## START Material for the task

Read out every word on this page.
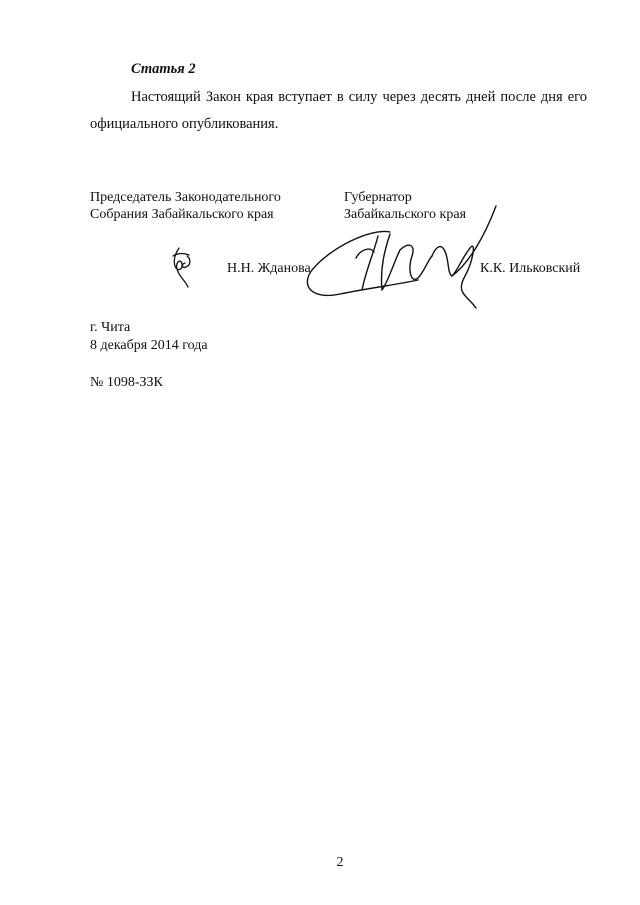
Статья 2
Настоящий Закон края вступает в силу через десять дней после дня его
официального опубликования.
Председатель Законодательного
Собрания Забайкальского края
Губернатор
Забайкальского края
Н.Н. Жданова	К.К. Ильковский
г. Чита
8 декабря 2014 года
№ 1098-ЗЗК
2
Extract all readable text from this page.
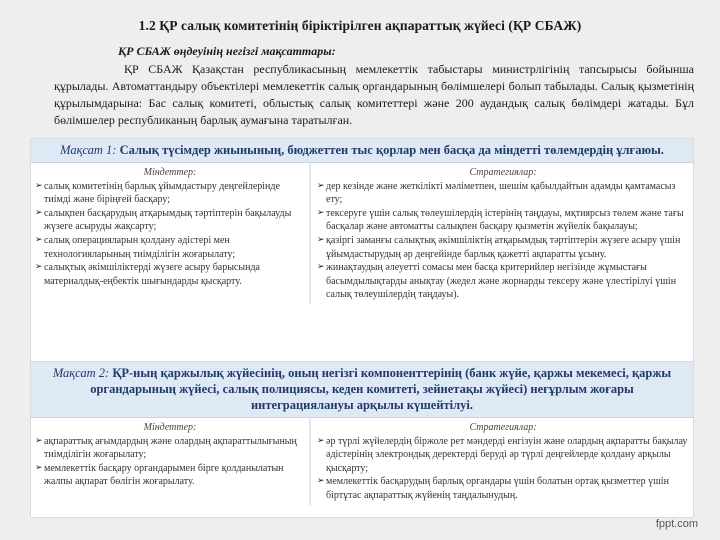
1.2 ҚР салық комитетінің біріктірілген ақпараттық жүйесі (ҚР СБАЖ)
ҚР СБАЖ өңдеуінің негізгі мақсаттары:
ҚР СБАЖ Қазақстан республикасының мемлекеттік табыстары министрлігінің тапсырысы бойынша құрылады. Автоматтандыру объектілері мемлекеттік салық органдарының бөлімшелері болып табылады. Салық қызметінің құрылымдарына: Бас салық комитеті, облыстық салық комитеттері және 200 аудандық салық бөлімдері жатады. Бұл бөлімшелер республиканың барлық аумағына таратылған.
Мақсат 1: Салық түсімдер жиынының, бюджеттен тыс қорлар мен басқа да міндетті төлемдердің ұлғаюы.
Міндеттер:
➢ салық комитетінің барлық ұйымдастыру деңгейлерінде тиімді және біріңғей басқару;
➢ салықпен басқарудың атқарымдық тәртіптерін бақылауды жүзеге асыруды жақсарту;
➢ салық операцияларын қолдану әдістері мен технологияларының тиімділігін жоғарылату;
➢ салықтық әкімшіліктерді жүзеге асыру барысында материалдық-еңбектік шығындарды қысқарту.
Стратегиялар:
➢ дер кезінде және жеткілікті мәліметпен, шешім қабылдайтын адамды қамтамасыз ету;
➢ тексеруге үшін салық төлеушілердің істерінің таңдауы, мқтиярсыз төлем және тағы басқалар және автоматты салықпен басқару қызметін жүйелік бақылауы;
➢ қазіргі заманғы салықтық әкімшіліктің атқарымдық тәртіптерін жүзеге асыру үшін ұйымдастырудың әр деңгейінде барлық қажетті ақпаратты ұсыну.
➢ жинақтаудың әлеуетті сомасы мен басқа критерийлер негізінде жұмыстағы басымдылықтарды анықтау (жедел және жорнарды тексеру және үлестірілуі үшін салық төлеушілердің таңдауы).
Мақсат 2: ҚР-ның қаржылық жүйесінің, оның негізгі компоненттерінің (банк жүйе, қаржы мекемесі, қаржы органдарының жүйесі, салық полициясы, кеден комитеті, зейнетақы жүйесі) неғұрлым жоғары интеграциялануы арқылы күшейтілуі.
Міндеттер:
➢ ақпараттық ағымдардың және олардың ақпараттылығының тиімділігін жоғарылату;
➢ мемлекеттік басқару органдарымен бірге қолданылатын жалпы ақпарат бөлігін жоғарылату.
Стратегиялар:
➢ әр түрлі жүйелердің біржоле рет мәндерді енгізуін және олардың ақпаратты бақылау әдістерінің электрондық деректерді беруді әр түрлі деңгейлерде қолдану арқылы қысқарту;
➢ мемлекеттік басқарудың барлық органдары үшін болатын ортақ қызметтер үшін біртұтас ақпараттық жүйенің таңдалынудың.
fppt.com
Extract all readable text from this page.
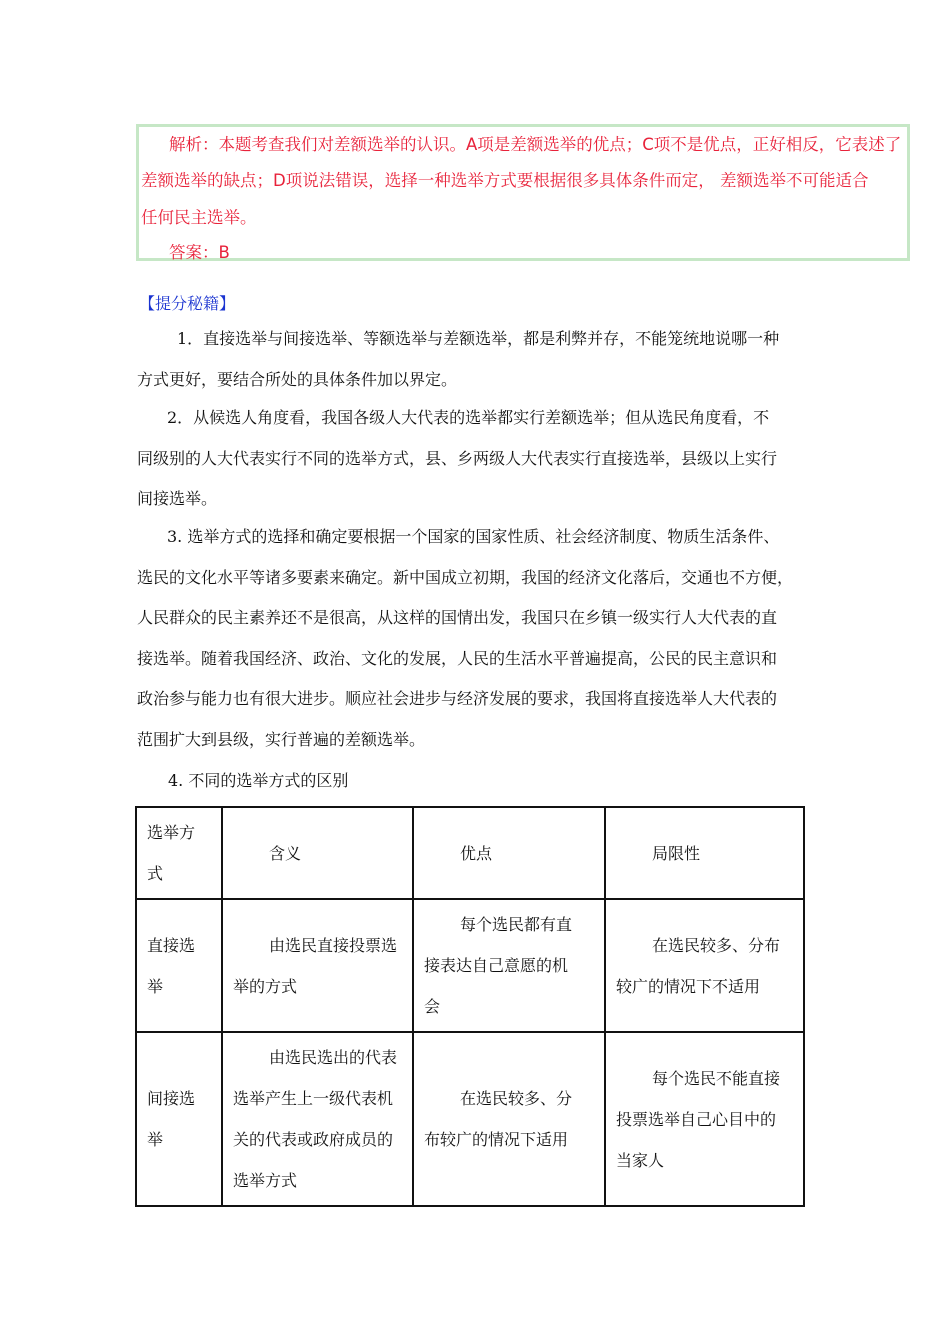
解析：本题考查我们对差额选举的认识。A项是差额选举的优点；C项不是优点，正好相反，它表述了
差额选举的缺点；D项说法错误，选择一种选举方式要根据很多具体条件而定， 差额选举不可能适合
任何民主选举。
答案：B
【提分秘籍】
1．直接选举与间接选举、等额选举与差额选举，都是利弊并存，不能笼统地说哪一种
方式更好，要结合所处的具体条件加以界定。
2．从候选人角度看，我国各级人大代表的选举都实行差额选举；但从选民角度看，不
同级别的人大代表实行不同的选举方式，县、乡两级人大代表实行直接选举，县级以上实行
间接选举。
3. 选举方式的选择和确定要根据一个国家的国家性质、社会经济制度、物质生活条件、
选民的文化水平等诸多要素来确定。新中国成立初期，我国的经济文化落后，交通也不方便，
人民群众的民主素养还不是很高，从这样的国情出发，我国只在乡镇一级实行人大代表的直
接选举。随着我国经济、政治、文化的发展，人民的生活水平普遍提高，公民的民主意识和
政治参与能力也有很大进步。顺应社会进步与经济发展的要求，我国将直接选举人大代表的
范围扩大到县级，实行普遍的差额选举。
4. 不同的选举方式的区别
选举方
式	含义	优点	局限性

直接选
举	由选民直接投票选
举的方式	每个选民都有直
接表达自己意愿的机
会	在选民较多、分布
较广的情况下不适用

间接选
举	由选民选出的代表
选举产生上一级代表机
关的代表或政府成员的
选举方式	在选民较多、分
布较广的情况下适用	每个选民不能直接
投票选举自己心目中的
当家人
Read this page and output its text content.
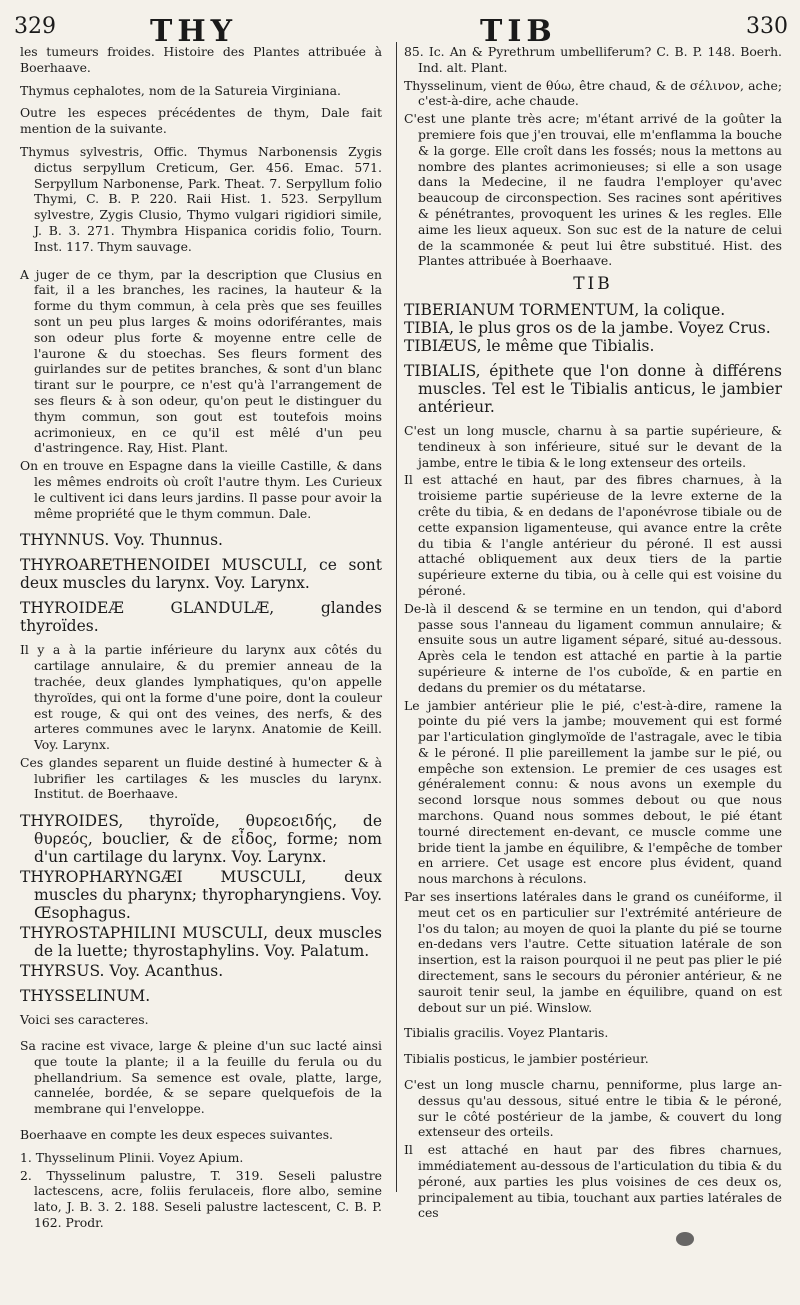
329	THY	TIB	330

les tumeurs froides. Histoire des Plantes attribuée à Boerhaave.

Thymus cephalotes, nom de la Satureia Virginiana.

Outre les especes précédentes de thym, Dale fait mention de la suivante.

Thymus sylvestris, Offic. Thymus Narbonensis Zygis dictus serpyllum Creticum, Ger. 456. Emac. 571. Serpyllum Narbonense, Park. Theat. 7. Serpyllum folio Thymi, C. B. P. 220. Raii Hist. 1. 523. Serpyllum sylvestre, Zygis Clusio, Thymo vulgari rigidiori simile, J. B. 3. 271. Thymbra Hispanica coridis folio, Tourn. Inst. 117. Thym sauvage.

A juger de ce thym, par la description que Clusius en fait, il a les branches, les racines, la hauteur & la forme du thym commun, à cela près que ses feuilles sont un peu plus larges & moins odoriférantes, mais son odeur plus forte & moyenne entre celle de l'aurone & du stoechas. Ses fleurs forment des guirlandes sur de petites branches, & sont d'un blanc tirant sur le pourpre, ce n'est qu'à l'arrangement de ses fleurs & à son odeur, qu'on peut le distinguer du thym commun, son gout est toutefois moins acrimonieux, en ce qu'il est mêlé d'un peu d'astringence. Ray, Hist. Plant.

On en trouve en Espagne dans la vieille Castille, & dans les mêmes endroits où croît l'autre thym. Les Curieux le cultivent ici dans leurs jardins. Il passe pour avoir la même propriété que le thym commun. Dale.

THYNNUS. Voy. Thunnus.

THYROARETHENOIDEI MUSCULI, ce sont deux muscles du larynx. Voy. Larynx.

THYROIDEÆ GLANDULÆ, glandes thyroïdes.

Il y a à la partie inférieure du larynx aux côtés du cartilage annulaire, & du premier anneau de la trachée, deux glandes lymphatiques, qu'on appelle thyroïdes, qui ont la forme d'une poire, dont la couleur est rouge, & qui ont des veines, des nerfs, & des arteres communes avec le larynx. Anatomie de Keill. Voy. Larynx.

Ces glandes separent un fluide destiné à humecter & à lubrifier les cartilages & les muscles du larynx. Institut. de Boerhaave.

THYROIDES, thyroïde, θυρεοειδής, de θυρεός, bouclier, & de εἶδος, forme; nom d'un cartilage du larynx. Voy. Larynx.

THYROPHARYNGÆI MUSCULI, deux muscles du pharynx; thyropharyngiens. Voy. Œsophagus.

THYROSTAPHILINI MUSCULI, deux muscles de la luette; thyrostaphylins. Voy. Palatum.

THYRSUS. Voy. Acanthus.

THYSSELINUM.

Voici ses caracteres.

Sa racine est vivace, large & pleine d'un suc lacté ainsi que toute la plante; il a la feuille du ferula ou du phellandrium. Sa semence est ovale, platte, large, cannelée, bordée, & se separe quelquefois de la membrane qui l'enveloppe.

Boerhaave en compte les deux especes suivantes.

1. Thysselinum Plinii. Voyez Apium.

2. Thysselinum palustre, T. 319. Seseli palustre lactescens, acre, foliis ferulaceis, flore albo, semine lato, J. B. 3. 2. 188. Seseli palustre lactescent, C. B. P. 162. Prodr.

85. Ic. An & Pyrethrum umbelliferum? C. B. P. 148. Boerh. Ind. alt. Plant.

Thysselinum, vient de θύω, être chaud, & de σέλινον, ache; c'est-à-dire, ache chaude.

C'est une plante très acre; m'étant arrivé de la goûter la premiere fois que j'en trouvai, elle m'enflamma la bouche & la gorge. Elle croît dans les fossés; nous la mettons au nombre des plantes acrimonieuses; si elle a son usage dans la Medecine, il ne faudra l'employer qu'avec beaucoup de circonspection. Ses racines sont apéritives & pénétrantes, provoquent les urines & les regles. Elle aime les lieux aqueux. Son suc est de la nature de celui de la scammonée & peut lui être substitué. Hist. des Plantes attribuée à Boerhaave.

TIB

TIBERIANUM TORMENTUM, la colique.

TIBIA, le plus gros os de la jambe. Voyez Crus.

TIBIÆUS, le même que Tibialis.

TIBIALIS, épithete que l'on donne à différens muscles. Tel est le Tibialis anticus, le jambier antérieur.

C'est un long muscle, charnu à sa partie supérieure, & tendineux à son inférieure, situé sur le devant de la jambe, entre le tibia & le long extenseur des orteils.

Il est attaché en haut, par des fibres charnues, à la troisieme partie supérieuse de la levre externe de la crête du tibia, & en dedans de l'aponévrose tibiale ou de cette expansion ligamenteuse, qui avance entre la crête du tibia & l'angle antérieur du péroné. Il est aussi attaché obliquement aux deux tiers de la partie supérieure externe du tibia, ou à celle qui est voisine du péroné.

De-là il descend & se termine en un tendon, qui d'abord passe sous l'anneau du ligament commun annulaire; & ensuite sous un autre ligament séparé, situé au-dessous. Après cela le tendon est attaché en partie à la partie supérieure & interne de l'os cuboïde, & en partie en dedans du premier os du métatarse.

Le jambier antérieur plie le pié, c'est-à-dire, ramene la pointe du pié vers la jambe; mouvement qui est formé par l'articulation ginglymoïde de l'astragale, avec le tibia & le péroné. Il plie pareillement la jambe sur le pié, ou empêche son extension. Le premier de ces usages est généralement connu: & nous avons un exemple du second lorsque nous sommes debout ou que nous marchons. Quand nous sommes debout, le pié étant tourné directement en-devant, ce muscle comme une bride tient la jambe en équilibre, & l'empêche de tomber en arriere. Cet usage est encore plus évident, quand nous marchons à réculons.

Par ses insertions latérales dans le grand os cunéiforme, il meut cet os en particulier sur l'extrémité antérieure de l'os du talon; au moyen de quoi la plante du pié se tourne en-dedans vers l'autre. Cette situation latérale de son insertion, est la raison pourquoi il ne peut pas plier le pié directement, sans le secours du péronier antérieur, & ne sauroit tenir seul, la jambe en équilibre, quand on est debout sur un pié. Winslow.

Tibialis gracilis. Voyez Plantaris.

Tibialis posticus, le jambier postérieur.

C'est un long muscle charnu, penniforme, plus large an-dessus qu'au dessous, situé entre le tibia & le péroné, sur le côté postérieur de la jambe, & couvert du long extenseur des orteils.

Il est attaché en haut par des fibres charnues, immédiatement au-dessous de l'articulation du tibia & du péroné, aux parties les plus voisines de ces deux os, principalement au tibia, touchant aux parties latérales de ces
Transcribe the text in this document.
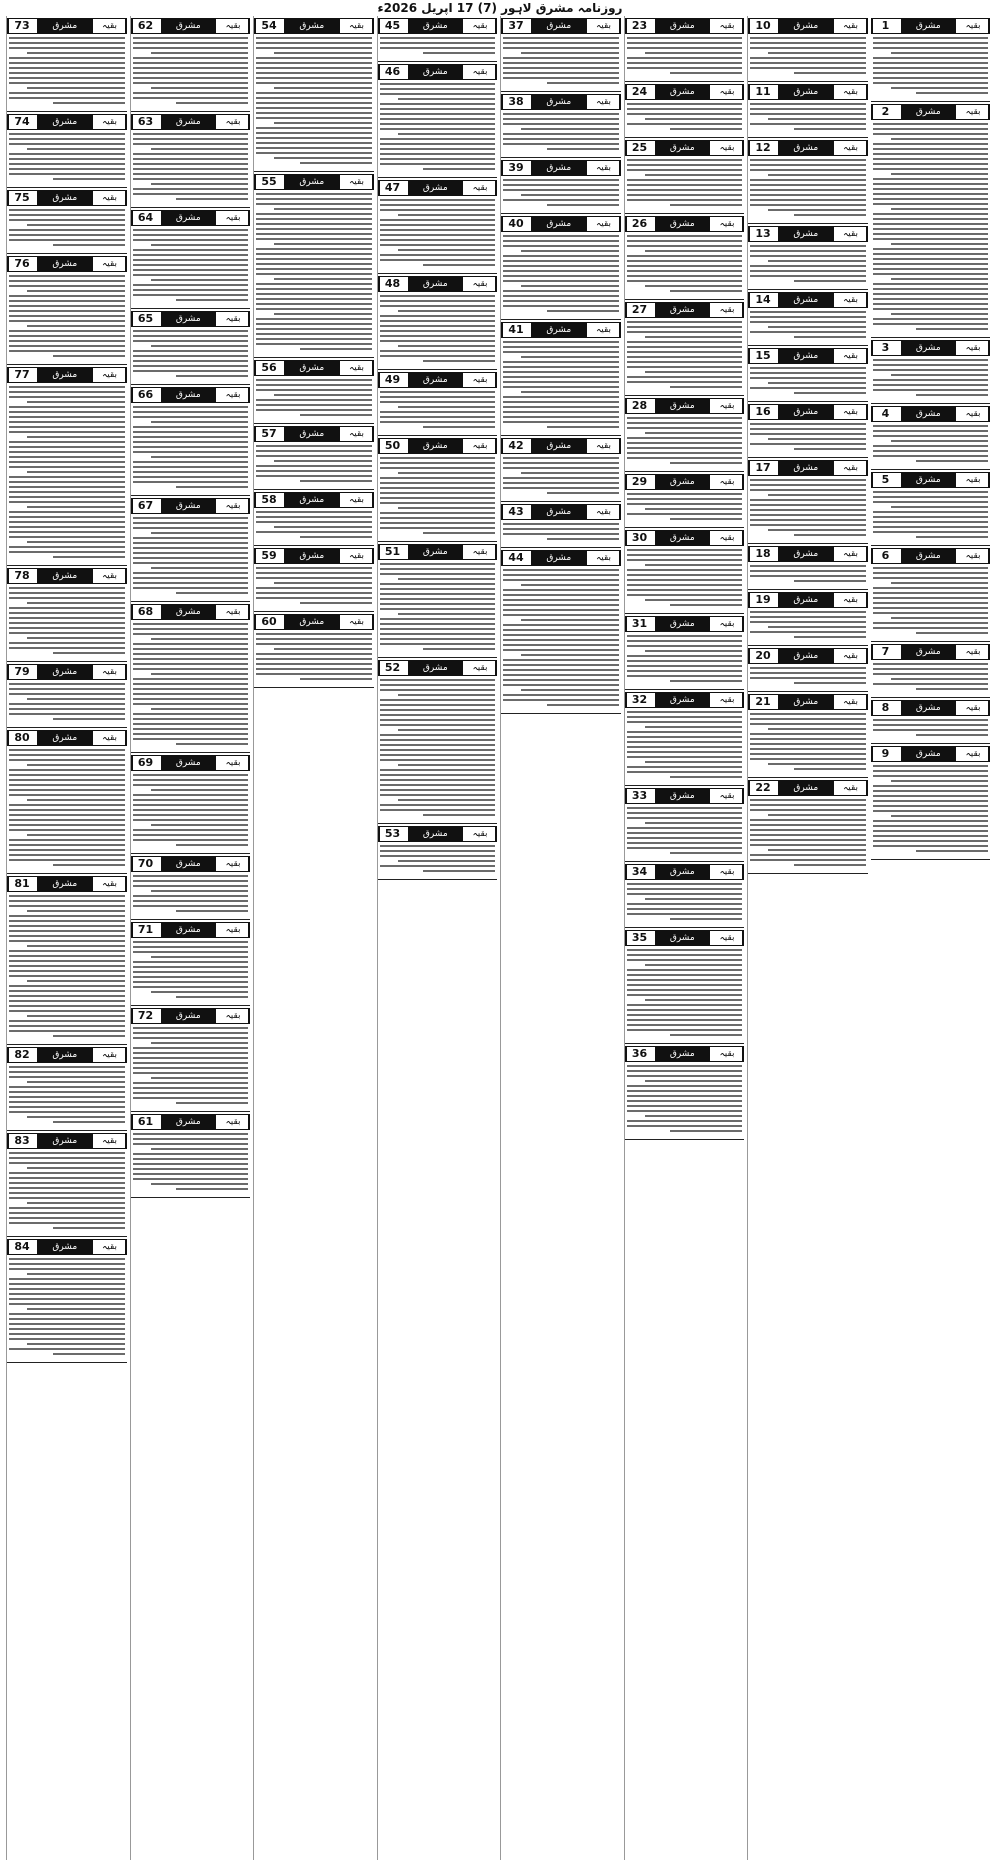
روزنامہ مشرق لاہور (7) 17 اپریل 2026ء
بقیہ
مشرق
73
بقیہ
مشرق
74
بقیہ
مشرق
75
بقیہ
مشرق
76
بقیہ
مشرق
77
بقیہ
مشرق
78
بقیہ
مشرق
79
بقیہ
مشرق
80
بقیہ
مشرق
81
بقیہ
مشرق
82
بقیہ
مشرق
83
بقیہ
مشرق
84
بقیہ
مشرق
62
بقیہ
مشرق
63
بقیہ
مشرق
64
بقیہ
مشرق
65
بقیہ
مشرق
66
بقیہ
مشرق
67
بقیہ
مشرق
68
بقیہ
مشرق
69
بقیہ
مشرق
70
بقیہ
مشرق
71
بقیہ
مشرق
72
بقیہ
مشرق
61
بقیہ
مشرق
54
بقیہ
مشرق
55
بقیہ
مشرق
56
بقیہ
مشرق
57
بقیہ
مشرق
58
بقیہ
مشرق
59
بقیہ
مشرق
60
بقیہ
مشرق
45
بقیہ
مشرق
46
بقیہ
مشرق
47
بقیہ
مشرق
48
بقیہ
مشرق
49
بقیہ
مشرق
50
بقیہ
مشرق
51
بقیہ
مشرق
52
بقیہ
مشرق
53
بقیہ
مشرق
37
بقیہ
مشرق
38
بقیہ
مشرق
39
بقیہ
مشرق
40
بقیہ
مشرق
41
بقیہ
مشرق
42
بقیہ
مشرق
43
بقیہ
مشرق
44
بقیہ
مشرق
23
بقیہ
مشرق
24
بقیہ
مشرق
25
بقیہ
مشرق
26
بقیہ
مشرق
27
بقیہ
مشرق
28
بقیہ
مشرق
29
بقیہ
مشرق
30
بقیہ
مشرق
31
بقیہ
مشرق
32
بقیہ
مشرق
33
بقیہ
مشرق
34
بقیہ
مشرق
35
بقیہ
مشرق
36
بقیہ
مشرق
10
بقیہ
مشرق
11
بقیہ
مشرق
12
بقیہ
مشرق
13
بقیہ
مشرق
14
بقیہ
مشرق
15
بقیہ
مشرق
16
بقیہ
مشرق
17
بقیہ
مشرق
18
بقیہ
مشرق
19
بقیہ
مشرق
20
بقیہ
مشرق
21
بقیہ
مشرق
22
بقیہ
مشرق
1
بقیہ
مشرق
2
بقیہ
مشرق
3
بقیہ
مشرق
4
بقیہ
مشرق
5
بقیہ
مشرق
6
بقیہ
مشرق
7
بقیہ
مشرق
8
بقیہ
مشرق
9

## END Material for the task

Copy every line in the listing above where the string "acre" turns up.

▶ **Output for this task**
2. Thysselinum palustre, T. 319. Seseli palustre lactescens, acre, foliis ferulaceis, flore albo, semine lato, J. B. 3. 2. 188. Seseli palustre lactescent, C. B. P. 162. Prodr.
C'est une plante très acre; m'étant arrivé de la goûter la premiere fois que j'en trouvai, elle m'enflamma la bouche & la gorge. Elle croît dans les fossés; nous la mettons au nombre des plantes acrimonieuses; si elle a son usage dans la Medecine, il ne faudra l'employer qu'avec beaucoup de circonspection. Ses racines sont apéritives & pénétrantes, provoquent les urines & les regles. Elle aime les lieux aqueux. Son suc est de la nature de celui de la scammonée & peut lui être substitué. Hist. des Plantes attribuée à Boerhaave.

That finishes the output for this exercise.